> _TASK OBJECTIVE_
All entries should be output exactly as they stand.

> _TASK DATA_
********************

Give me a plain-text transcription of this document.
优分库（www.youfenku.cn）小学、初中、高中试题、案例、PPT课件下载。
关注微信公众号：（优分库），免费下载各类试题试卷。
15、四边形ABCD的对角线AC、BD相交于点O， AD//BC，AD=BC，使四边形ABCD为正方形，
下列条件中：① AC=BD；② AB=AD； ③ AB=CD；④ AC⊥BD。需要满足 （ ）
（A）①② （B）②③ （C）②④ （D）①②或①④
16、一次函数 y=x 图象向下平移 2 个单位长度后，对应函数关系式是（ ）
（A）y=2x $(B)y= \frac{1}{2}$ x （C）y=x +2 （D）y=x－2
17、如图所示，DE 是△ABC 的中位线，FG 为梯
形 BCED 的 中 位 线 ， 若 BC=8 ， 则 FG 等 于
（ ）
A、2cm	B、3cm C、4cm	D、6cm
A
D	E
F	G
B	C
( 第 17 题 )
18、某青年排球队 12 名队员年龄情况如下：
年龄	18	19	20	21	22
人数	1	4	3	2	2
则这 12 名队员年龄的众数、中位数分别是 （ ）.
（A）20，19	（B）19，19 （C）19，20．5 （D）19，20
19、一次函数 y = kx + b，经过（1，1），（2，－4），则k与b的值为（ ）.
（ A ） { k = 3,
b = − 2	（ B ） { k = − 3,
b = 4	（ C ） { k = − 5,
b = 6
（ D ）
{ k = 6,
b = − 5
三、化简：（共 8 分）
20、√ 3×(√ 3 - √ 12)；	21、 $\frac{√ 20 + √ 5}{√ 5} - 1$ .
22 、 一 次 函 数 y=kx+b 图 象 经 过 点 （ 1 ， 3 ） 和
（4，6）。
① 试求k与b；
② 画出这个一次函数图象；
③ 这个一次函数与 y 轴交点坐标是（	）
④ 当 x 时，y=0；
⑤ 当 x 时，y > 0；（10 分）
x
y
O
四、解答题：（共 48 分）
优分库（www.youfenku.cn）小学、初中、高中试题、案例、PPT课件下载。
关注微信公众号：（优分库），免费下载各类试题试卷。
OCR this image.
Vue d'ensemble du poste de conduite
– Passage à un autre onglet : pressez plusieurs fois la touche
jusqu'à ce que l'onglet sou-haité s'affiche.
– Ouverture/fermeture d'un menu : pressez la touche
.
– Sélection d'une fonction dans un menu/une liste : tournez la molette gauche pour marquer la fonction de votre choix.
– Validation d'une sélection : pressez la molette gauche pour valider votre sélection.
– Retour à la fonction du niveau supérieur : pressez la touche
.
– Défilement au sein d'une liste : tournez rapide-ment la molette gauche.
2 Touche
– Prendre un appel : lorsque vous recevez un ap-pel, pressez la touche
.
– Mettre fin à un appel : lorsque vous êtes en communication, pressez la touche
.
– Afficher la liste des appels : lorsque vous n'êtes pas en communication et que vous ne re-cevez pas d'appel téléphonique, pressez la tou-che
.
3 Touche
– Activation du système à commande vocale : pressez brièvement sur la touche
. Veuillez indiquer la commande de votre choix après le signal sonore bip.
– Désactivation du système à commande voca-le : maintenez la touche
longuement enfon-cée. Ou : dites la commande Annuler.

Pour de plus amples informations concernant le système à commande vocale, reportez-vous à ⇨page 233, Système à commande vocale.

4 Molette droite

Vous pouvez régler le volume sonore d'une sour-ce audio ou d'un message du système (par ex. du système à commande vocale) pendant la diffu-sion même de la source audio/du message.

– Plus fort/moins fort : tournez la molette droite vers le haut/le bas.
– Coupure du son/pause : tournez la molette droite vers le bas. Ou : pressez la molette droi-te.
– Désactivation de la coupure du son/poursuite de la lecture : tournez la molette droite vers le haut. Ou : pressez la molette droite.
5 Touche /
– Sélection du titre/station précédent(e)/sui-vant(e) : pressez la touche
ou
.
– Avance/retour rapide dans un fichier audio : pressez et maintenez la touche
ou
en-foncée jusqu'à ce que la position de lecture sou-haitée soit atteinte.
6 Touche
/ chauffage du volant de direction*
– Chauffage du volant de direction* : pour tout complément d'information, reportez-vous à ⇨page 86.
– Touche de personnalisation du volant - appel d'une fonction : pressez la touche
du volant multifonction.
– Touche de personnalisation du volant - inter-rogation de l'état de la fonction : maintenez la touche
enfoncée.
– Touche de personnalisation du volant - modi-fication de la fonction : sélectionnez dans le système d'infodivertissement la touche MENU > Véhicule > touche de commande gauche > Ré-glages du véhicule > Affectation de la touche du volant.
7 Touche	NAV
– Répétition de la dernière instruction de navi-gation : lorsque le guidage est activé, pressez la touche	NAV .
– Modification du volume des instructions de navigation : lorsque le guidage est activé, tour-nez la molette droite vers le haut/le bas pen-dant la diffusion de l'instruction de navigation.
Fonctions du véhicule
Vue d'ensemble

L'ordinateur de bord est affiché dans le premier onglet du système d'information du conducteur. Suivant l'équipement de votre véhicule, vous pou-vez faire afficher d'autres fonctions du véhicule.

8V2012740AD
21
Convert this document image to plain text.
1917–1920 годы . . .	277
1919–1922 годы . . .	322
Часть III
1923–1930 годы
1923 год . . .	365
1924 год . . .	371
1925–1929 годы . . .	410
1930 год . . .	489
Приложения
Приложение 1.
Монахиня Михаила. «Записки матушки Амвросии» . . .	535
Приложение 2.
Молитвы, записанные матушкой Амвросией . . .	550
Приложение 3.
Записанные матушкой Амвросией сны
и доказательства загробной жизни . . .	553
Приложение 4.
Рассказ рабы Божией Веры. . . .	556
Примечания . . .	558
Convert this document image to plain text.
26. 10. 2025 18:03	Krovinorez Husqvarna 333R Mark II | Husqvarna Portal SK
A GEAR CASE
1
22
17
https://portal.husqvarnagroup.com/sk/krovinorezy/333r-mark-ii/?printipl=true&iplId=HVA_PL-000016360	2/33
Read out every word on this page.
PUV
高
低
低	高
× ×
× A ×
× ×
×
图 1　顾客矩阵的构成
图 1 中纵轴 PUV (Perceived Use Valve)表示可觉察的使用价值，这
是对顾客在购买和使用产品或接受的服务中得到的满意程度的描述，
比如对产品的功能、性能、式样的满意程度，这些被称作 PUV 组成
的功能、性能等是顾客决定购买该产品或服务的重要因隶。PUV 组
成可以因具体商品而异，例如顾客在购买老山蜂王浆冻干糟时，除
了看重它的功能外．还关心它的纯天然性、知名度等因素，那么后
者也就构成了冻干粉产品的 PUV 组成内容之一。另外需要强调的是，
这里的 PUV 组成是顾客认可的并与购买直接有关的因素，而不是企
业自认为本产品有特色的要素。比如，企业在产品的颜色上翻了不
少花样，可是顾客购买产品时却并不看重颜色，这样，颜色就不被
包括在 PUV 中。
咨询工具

********************

> _RESULT OF THE TASK_
Give me a plain-text transcription of this document.
优分库（www.youfenku.cn）小学、初中、高中试题、案例、PPT课件下载。
关注微信公众号：（优分库），免费下载各类试题试卷。
15、四边形ABCD的对角线AC、BD相交于点O， AD//BC，AD=BC，使四边形ABCD为正方形，
下列条件中：① AC=BD；② AB=AD； ③ AB=CD；④ AC⊥BD。需要满足 （ ）
（A）①② （B）②③ （C）②④ （D）①②或①④
16、一次函数 y=x 图象向下平移 2 个单位长度后，对应函数关系式是（ ）
（A）y=2x $(B)y= \frac{1}{2}$ x （C）y=x +2 （D）y=x－2
17、如图所示，DE 是△ABC 的中位线，FG 为梯
形 BCED 的 中 位 线 ， 若 BC=8 ， 则 FG 等 于
（ ）
A、2cm	B、3cm C、4cm	D、6cm
A
D	E
F	G
B	C
( 第 17 题 )
18、某青年排球队 12 名队员年龄情况如下：
年龄	18	19	20	21	22
人数	1	4	3	2	2
则这 12 名队员年龄的众数、中位数分别是 （ ）.
（A）20，19	（B）19，19 （C）19，20．5 （D）19，20
19、一次函数 y = kx + b，经过（1，1），（2，－4），则k与b的值为（ ）.
（ A ） { k = 3,
b = − 2	（ B ） { k = − 3,
b = 4	（ C ） { k = − 5,
b = 6
（ D ）
{ k = 6,
b = − 5
三、化简：（共 8 分）
20、√ 3×(√ 3 - √ 12)；	21、 $\frac{√ 20 + √ 5}{√ 5} - 1$ .
22 、 一 次 函 数 y=kx+b 图 象 经 过 点 （ 1 ， 3 ） 和
（4，6）。
① 试求k与b；
② 画出这个一次函数图象；
③ 这个一次函数与 y 轴交点坐标是（	）
④ 当 x 时，y=0；
⑤ 当 x 时，y > 0；（10 分）
x
y
O
四、解答题：（共 48 分）
优分库（www.youfenku.cn）小学、初中、高中试题、案例、PPT课件下载。
关注微信公众号：（优分库），免费下载各类试题试卷。
OCR this image.
Vue d'ensemble du poste de conduite
– Passage à un autre onglet : pressez plusieurs fois la touche
jusqu'à ce que l'onglet sou-haité s'affiche.
– Ouverture/fermeture d'un menu : pressez la touche
.
– Sélection d'une fonction dans un menu/une liste : tournez la molette gauche pour marquer la fonction de votre choix.
– Validation d'une sélection : pressez la molette gauche pour valider votre sélection.
– Retour à la fonction du niveau supérieur : pressez la touche
.
– Défilement au sein d'une liste : tournez rapide-ment la molette gauche.
2 Touche
– Prendre un appel : lorsque vous recevez un ap-pel, pressez la touche
.
– Mettre fin à un appel : lorsque vous êtes en communication, pressez la touche
.
– Afficher la liste des appels : lorsque vous n'êtes pas en communication et que vous ne re-cevez pas d'appel téléphonique, pressez la tou-che
.
3 Touche
– Activation du système à commande vocale : pressez brièvement sur la touche
. Veuillez indiquer la commande de votre choix après le signal sonore bip.
– Désactivation du système à commande voca-le : maintenez la touche
longuement enfon-cée. Ou : dites la commande Annuler.

Pour de plus amples informations concernant le système à commande vocale, reportez-vous à ⇨page 233, Système à commande vocale.

4 Molette droite

Vous pouvez régler le volume sonore d'une sour-ce audio ou d'un message du système (par ex. du système à commande vocale) pendant la diffu-sion même de la source audio/du message.

– Plus fort/moins fort : tournez la molette droite vers le haut/le bas.
– Coupure du son/pause : tournez la molette droite vers le bas. Ou : pressez la molette droi-te.
– Désactivation de la coupure du son/poursuite de la lecture : tournez la molette droite vers le haut. Ou : pressez la molette droite.
5 Touche /
– Sélection du titre/station précédent(e)/sui-vant(e) : pressez la touche
ou
.
– Avance/retour rapide dans un fichier audio : pressez et maintenez la touche
ou
en-foncée jusqu'à ce que la position de lecture sou-haitée soit atteinte.
6 Touche
/ chauffage du volant de direction*
– Chauffage du volant de direction* : pour tout complément d'information, reportez-vous à ⇨page 86.
– Touche de personnalisation du volant - appel d'une fonction : pressez la touche
du volant multifonction.
– Touche de personnalisation du volant - inter-rogation de l'état de la fonction : maintenez la touche
enfoncée.
– Touche de personnalisation du volant - modi-fication de la fonction : sélectionnez dans le système d'infodivertissement la touche MENU > Véhicule > touche de commande gauche > Ré-glages du véhicule > Affectation de la touche du volant.
7 Touche	NAV
– Répétition de la dernière instruction de navi-gation : lorsque le guidage est activé, pressez la touche	NAV .
– Modification du volume des instructions de navigation : lorsque le guidage est activé, tour-nez la molette droite vers le haut/le bas pen-dant la diffusion de l'instruction de navigation.
Fonctions du véhicule
Vue d'ensemble

L'ordinateur de bord est affiché dans le premier onglet du système d'information du conducteur. Suivant l'équipement de votre véhicule, vous pou-vez faire afficher d'autres fonctions du véhicule.

8V2012740AD
21
Convert this document image to plain text.
1917–1920 годы . . .	277
1919–1922 годы . . .	322
Часть III
1923–1930 годы
1923 год . . .	365
1924 год . . .	371
1925–1929 годы . . .	410
1930 год . . .	489
Приложения
Приложение 1.
Монахиня Михаила. «Записки матушки Амвросии» . . .	535
Приложение 2.
Молитвы, записанные матушкой Амвросией . . .	550
Приложение 3.
Записанные матушкой Амвросией сны
и доказательства загробной жизни . . .	553
Приложение 4.
Рассказ рабы Божией Веры. . . .	556
Примечания . . .	558
Convert this document image to plain text.
26. 10. 2025 18:03	Krovinorez Husqvarna 333R Mark II | Husqvarna Portal SK
A GEAR CASE
1
22
17
https://portal.husqvarnagroup.com/sk/krovinorezy/333r-mark-ii/?printipl=true&iplId=HVA_PL-000016360	2/33
Read out every word on this page.
PUV
高
低
低	高
× ×
× A ×
× ×
×
图 1　顾客矩阵的构成
图 1 中纵轴 PUV (Perceived Use Valve)表示可觉察的使用价值，这
是对顾客在购买和使用产品或接受的服务中得到的满意程度的描述，
比如对产品的功能、性能、式样的满意程度，这些被称作 PUV 组成
的功能、性能等是顾客决定购买该产品或服务的重要因隶。PUV 组
成可以因具体商品而异，例如顾客在购买老山蜂王浆冻干糟时，除
了看重它的功能外．还关心它的纯天然性、知名度等因素，那么后
者也就构成了冻干粉产品的 PUV 组成内容之一。另外需要强调的是，
这里的 PUV 组成是顾客认可的并与购买直接有关的因素，而不是企
业自认为本产品有特色的要素。比如，企业在产品的颜色上翻了不
少花样，可是顾客购买产品时却并不看重颜色，这样，颜色就不被
包括在 PUV 中。
咨询工具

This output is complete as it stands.